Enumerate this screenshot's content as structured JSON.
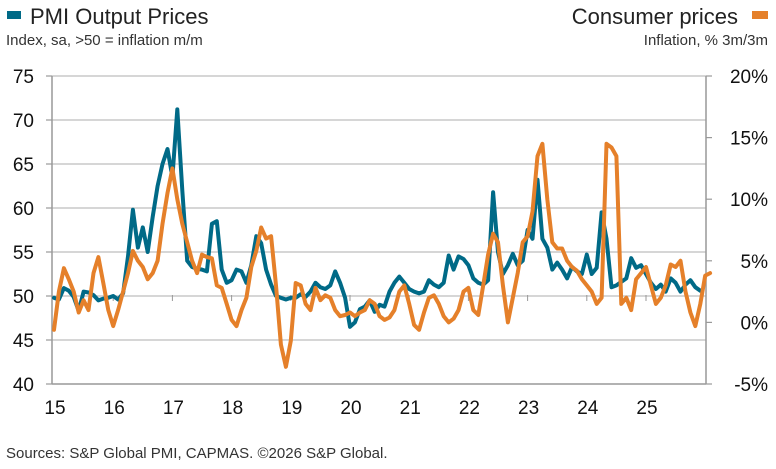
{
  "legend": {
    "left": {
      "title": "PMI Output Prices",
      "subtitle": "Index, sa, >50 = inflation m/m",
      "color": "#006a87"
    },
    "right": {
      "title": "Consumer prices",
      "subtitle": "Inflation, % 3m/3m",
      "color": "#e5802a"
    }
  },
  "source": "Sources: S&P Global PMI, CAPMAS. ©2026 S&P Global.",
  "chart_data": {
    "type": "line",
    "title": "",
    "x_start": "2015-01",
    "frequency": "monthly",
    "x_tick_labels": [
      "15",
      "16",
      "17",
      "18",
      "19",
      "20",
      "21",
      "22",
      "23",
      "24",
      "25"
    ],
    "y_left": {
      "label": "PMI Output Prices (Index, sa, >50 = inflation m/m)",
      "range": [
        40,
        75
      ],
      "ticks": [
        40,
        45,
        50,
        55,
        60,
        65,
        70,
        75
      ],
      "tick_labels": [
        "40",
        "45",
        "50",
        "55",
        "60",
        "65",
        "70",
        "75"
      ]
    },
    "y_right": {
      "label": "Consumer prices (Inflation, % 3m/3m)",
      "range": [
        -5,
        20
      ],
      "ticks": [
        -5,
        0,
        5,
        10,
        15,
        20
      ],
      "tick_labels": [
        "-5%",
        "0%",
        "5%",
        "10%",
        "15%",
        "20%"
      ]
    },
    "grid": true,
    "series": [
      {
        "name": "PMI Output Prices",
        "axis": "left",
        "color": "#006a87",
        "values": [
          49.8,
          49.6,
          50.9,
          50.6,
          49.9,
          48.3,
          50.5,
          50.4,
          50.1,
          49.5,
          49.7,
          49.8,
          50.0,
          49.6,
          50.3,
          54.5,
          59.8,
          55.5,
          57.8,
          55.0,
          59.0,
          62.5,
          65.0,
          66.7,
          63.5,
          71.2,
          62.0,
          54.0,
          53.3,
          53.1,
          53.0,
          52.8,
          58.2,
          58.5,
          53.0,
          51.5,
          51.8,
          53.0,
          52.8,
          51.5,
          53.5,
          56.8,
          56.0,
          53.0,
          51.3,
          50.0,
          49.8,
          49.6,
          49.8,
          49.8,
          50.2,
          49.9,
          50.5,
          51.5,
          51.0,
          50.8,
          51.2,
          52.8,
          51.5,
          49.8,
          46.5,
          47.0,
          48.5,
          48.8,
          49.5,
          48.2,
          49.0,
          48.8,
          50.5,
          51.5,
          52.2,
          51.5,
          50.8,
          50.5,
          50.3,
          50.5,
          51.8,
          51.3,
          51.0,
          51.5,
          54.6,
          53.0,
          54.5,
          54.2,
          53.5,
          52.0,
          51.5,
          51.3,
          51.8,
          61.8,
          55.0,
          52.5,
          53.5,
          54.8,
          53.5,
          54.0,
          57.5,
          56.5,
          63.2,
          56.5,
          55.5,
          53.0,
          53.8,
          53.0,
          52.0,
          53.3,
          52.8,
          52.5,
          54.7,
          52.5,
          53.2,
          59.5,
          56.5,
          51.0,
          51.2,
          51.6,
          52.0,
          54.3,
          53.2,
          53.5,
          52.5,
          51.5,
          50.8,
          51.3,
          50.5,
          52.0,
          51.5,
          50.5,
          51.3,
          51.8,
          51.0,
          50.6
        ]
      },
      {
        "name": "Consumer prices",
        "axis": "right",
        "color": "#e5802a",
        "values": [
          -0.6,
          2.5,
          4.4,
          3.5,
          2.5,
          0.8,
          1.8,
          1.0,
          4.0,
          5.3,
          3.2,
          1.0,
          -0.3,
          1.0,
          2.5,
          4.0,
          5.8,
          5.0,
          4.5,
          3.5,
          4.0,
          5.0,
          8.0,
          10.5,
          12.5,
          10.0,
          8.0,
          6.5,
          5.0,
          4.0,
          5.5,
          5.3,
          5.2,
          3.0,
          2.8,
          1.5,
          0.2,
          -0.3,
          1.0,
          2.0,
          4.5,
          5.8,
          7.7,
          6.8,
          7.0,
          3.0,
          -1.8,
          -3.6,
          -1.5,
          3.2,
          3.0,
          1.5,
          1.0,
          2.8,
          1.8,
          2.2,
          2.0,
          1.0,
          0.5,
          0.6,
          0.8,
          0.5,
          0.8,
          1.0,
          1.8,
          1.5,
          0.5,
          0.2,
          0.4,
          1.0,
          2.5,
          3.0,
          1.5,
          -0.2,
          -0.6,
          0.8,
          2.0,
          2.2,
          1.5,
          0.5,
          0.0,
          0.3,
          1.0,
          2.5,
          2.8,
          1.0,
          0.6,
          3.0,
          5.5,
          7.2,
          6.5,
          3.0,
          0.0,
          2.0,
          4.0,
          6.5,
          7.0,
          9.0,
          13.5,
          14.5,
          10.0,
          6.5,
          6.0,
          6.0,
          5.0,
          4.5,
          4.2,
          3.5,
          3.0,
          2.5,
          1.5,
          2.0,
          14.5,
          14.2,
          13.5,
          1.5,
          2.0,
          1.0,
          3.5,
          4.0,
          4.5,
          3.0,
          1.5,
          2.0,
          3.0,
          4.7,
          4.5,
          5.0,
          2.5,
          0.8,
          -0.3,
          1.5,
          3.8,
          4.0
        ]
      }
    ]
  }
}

*****

• _Written task_
Output, exactly, all the records above; include no pictures.

• _The response_
Enumerate this screenshot's content as structured JSON.
{
  "legend": {
    "left": {
      "title": "PMI Output Prices",
      "subtitle": "Index, sa, >50 = inflation m/m",
      "color": "#006a87"
    },
    "right": {
      "title": "Consumer prices",
      "subtitle": "Inflation, % 3m/3m",
      "color": "#e5802a"
    }
  },
  "source": "Sources: S&P Global PMI, CAPMAS. ©2026 S&P Global.",
  "chart_data": {
    "type": "line",
    "title": "",
    "x_start": "2015-01",
    "frequency": "monthly",
    "x_tick_labels": [
      "15",
      "16",
      "17",
      "18",
      "19",
      "20",
      "21",
      "22",
      "23",
      "24",
      "25"
    ],
    "y_left": {
      "label": "PMI Output Prices (Index, sa, >50 = inflation m/m)",
      "range": [
        40,
        75
      ],
      "ticks": [
        40,
        45,
        50,
        55,
        60,
        65,
        70,
        75
      ],
      "tick_labels": [
        "40",
        "45",
        "50",
        "55",
        "60",
        "65",
        "70",
        "75"
      ]
    },
    "y_right": {
      "label": "Consumer prices (Inflation, % 3m/3m)",
      "range": [
        -5,
        20
      ],
      "ticks": [
        -5,
        0,
        5,
        10,
        15,
        20
      ],
      "tick_labels": [
        "-5%",
        "0%",
        "5%",
        "10%",
        "15%",
        "20%"
      ]
    },
    "grid": true,
    "series": [
      {
        "name": "PMI Output Prices",
        "axis": "left",
        "color": "#006a87",
        "values": [
          49.8,
          49.6,
          50.9,
          50.6,
          49.9,
          48.3,
          50.5,
          50.4,
          50.1,
          49.5,
          49.7,
          49.8,
          50.0,
          49.6,
          50.3,
          54.5,
          59.8,
          55.5,
          57.8,
          55.0,
          59.0,
          62.5,
          65.0,
          66.7,
          63.5,
          71.2,
          62.0,
          54.0,
          53.3,
          53.1,
          53.0,
          52.8,
          58.2,
          58.5,
          53.0,
          51.5,
          51.8,
          53.0,
          52.8,
          51.5,
          53.5,
          56.8,
          56.0,
          53.0,
          51.3,
          50.0,
          49.8,
          49.6,
          49.8,
          49.8,
          50.2,
          49.9,
          50.5,
          51.5,
          51.0,
          50.8,
          51.2,
          52.8,
          51.5,
          49.8,
          46.5,
          47.0,
          48.5,
          48.8,
          49.5,
          48.2,
          49.0,
          48.8,
          50.5,
          51.5,
          52.2,
          51.5,
          50.8,
          50.5,
          50.3,
          50.5,
          51.8,
          51.3,
          51.0,
          51.5,
          54.6,
          53.0,
          54.5,
          54.2,
          53.5,
          52.0,
          51.5,
          51.3,
          51.8,
          61.8,
          55.0,
          52.5,
          53.5,
          54.8,
          53.5,
          54.0,
          57.5,
          56.5,
          63.2,
          56.5,
          55.5,
          53.0,
          53.8,
          53.0,
          52.0,
          53.3,
          52.8,
          52.5,
          54.7,
          52.5,
          53.2,
          59.5,
          56.5,
          51.0,
          51.2,
          51.6,
          52.0,
          54.3,
          53.2,
          53.5,
          52.5,
          51.5,
          50.8,
          51.3,
          50.5,
          52.0,
          51.5,
          50.5,
          51.3,
          51.8,
          51.0,
          50.6
        ]
      },
      {
        "name": "Consumer prices",
        "axis": "right",
        "color": "#e5802a",
        "values": [
          -0.6,
          2.5,
          4.4,
          3.5,
          2.5,
          0.8,
          1.8,
          1.0,
          4.0,
          5.3,
          3.2,
          1.0,
          -0.3,
          1.0,
          2.5,
          4.0,
          5.8,
          5.0,
          4.5,
          3.5,
          4.0,
          5.0,
          8.0,
          10.5,
          12.5,
          10.0,
          8.0,
          6.5,
          5.0,
          4.0,
          5.5,
          5.3,
          5.2,
          3.0,
          2.8,
          1.5,
          0.2,
          -0.3,
          1.0,
          2.0,
          4.5,
          5.8,
          7.7,
          6.8,
          7.0,
          3.0,
          -1.8,
          -3.6,
          -1.5,
          3.2,
          3.0,
          1.5,
          1.0,
          2.8,
          1.8,
          2.2,
          2.0,
          1.0,
          0.5,
          0.6,
          0.8,
          0.5,
          0.8,
          1.0,
          1.8,
          1.5,
          0.5,
          0.2,
          0.4,
          1.0,
          2.5,
          3.0,
          1.5,
          -0.2,
          -0.6,
          0.8,
          2.0,
          2.2,
          1.5,
          0.5,
          0.0,
          0.3,
          1.0,
          2.5,
          2.8,
          1.0,
          0.6,
          3.0,
          5.5,
          7.2,
          6.5,
          3.0,
          0.0,
          2.0,
          4.0,
          6.5,
          7.0,
          9.0,
          13.5,
          14.5,
          10.0,
          6.5,
          6.0,
          6.0,
          5.0,
          4.5,
          4.2,
          3.5,
          3.0,
          2.5,
          1.5,
          2.0,
          14.5,
          14.2,
          13.5,
          1.5,
          2.0,
          1.0,
          3.5,
          4.0,
          4.5,
          3.0,
          1.5,
          2.0,
          3.0,
          4.7,
          4.5,
          5.0,
          2.5,
          0.8,
          -0.3,
          1.5,
          3.8,
          4.0
        ]
      }
    ]
  }
}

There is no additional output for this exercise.